AIM OF THE TASK:
From the entries below, gather every line containing the string "text".

-------- EXTRACTED INFORMATION

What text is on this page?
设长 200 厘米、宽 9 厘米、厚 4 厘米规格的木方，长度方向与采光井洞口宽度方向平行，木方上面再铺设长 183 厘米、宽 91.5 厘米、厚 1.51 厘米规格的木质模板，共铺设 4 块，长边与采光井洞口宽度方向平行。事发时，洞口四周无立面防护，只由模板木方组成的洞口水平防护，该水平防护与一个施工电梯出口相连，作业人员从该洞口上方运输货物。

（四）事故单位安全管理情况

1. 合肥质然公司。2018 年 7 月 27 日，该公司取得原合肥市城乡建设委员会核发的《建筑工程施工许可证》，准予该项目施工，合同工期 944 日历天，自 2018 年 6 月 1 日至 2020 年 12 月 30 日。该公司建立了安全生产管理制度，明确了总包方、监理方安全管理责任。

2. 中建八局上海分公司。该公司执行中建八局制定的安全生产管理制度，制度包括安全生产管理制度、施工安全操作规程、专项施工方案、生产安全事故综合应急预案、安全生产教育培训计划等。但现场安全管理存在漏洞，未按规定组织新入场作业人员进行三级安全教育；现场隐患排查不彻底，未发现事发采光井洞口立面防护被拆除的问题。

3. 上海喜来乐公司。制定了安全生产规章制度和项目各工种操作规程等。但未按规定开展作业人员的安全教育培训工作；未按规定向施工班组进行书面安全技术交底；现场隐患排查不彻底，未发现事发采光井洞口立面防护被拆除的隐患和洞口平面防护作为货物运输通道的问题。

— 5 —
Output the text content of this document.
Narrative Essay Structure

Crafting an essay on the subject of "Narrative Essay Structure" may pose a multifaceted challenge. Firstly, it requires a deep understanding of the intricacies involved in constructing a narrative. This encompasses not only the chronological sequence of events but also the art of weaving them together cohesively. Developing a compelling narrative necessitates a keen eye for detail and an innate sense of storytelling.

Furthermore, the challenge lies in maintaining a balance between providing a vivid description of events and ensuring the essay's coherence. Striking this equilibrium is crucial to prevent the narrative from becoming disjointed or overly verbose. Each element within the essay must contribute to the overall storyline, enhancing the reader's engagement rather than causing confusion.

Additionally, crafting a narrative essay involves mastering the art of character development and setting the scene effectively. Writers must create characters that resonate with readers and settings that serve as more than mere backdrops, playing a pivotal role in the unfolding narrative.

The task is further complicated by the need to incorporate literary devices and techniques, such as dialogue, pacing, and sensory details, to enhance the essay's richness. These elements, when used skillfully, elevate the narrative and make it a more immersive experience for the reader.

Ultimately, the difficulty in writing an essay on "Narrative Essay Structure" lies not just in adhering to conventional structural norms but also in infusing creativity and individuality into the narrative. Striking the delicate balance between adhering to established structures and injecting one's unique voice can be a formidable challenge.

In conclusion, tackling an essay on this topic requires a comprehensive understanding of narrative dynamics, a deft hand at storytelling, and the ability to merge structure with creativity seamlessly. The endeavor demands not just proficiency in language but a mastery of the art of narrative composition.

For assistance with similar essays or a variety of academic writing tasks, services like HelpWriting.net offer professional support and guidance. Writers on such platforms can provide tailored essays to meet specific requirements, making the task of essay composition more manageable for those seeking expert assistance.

----------------

ANSWER TO THIS PROBLEM:
What text is on this page?
Output the text content of this document.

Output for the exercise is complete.